**GIVEN EXERCISE:** Scan the data below for the string "碱基对的增添或缺失". Show every line where it turns up.

++++++++++++++++++++

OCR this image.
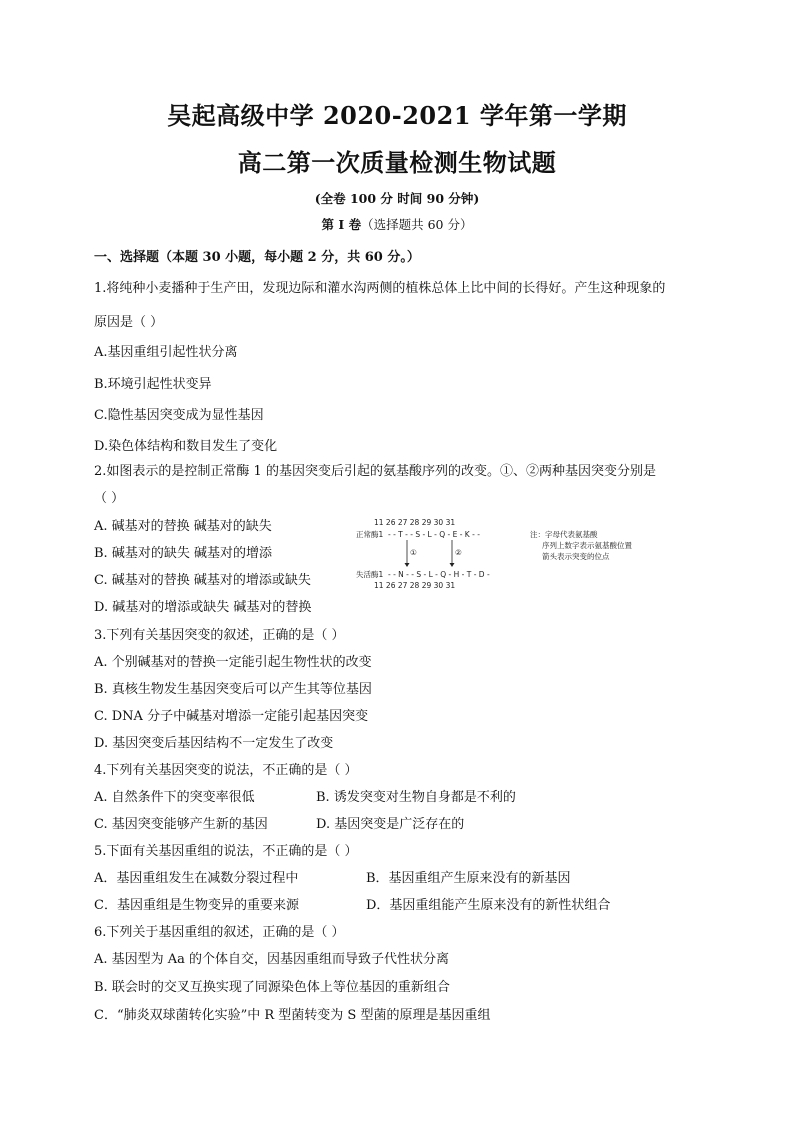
吴起高级中学 2020-2021 学年第一学期
高二第一次质量检测生物试题
(全卷 100 分 时间 90 分钟)
第 I 卷（选择题共 60 分）
一、选择题（本题 30 小题，每小题 2 分，共 60 分。）
1.将纯种小麦播种于生产田，发现边际和灌水沟两侧的植株总体上比中间的长得好。产生这种现象的
原因是（ ）
A.基因重组引起性状分离
B.环境引起性状变异
C.隐性基因突变成为显性基因
D.染色体结构和数目发生了变化
2.如图表示的是控制正常酶 1 的基因突变后引起的氨基酸序列的改变。①、②两种基因突变分别是
（ ）
A. 碱基对的替换 碱基对的缺失
B. 碱基对的缺失 碱基对的增添
C. 碱基对的替换 碱基对的增添或缺失
D. 碱基对的增添或缺失 碱基对的替换
11 26 27 28 29 30 31
正常酶1 - - T - - S - L - Q - E - K - -
①	②
失活酶1 - - N - - S - L - Q - H - T - D -
11 26 27 28 29 30 31
注：字母代表氨基酸
序列上数字表示氨基酸位置
箭头表示突变的位点
3.下列有关基因突变的叙述，正确的是（ ）
A. 个别碱基对的替换一定能引起生物性状的改变
B. 真核生物发生基因突变后可以产生其等位基因
C. DNA 分子中碱基对增添一定能引起基因突变
D. 基因突变后基因结构不一定发生了改变
4.下列有关基因突变的说法，不正确的是（ ）
A. 自然条件下的突变率很低	B. 诱发突变对生物自身都是不利的
C. 基因突变能够产生新的基因	D. 基因突变是广泛存在的
5.下面有关基因重组的说法，不正确的是（ ）
A．基因重组发生在减数分裂过程中	B．基因重组产生原来没有的新基因
C．基因重组是生物变异的重要来源	D．基因重组能产生原来没有的新性状组合
6.下列关于基因重组的叙述，正确的是（ ）
A. 基因型为 Aa 的个体自交，因基因重组而导致子代性状分离
B. 联会时的交叉互换实现了同源染色体上等位基因的重新组合
C．“肺炎双球菌转化实验”中 R 型菌转变为 S 型菌的原理是基因重组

++++++++++++++++++++

**ANSWER TO THE PROBLEM:**
C. 碱基对的替换 碱基对的增添或缺失
D. 碱基对的增添或缺失 碱基对的替换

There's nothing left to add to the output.